◆ Given task:
The records below are to be repeated in full, exactly as they are.

◆ Material provided:
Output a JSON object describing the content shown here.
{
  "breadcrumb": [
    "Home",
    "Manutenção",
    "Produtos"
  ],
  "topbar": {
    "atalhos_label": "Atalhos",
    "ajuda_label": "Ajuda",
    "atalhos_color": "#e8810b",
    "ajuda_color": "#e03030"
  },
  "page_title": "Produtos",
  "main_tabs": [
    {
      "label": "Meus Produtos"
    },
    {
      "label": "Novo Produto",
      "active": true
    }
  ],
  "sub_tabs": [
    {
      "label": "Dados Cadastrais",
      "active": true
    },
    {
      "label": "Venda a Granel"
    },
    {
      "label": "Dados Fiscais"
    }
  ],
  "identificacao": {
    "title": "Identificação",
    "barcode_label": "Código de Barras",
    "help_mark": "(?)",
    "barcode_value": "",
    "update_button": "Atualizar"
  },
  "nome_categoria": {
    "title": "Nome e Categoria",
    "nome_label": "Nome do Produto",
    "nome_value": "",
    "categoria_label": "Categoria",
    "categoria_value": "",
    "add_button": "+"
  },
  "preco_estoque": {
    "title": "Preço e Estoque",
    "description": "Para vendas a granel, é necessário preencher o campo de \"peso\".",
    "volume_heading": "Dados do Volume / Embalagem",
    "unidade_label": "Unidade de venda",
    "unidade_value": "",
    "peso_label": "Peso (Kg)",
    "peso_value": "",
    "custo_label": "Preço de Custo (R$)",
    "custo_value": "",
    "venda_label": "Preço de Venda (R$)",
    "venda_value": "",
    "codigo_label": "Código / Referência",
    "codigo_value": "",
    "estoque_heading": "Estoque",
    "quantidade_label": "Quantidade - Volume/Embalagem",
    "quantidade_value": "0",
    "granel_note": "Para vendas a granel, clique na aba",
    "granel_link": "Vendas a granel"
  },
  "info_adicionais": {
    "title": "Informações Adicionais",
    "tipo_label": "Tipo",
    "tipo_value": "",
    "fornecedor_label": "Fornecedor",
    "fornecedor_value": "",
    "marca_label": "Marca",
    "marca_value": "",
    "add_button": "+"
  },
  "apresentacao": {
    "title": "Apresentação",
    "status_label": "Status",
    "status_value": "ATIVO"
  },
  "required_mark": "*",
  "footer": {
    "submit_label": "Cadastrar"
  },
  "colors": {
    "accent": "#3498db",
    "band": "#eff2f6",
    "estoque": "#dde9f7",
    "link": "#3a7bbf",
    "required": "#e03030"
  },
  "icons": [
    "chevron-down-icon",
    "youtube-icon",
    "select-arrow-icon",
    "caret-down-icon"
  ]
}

◆ Solved exercise:
Output a JSON object describing the content shown here.
{
  "breadcrumb": [
    "Home",
    "Manutenção",
    "Produtos"
  ],
  "topbar": {
    "atalhos_label": "Atalhos",
    "ajuda_label": "Ajuda",
    "atalhos_color": "#e8810b",
    "ajuda_color": "#e03030"
  },
  "page_title": "Produtos",
  "main_tabs": [
    {
      "label": "Meus Produtos"
    },
    {
      "label": "Novo Produto",
      "active": true
    }
  ],
  "sub_tabs": [
    {
      "label": "Dados Cadastrais",
      "active": true
    },
    {
      "label": "Venda a Granel"
    },
    {
      "label": "Dados Fiscais"
    }
  ],
  "identificacao": {
    "title": "Identificação",
    "barcode_label": "Código de Barras",
    "help_mark": "(?)",
    "barcode_value": "",
    "update_button": "Atualizar"
  },
  "nome_categoria": {
    "title": "Nome e Categoria",
    "nome_label": "Nome do Produto",
    "nome_value": "",
    "categoria_label": "Categoria",
    "categoria_value": "",
    "add_button": "+"
  },
  "preco_estoque": {
    "title": "Preço e Estoque",
    "description": "Para vendas a granel, é necessário preencher o campo de \"peso\".",
    "volume_heading": "Dados do Volume / Embalagem",
    "unidade_label": "Unidade de venda",
    "unidade_value": "",
    "peso_label": "Peso (Kg)",
    "peso_value": "",
    "custo_label": "Preço de Custo (R$)",
    "custo_value": "",
    "venda_label": "Preço de Venda (R$)",
    "venda_value": "",
    "codigo_label": "Código / Referência",
    "codigo_value": "",
    "estoque_heading": "Estoque",
    "quantidade_label": "Quantidade - Volume/Embalagem",
    "quantidade_value": "0",
    "granel_note": "Para vendas a granel, clique na aba",
    "granel_link": "Vendas a granel"
  },
  "info_adicionais": {
    "title": "Informações Adicionais",
    "tipo_label": "Tipo",
    "tipo_value": "",
    "fornecedor_label": "Fornecedor",
    "fornecedor_value": "",
    "marca_label": "Marca",
    "marca_value": "",
    "add_button": "+"
  },
  "apresentacao": {
    "title": "Apresentação",
    "status_label": "Status",
    "status_value": "ATIVO"
  },
  "required_mark": "*",
  "footer": {
    "submit_label": "Cadastrar"
  },
  "colors": {
    "accent": "#3498db",
    "band": "#eff2f6",
    "estoque": "#dde9f7",
    "link": "#3a7bbf",
    "required": "#e03030"
  },
  "icons": [
    "chevron-down-icon",
    "youtube-icon",
    "select-arrow-icon",
    "caret-down-icon"
  ]
}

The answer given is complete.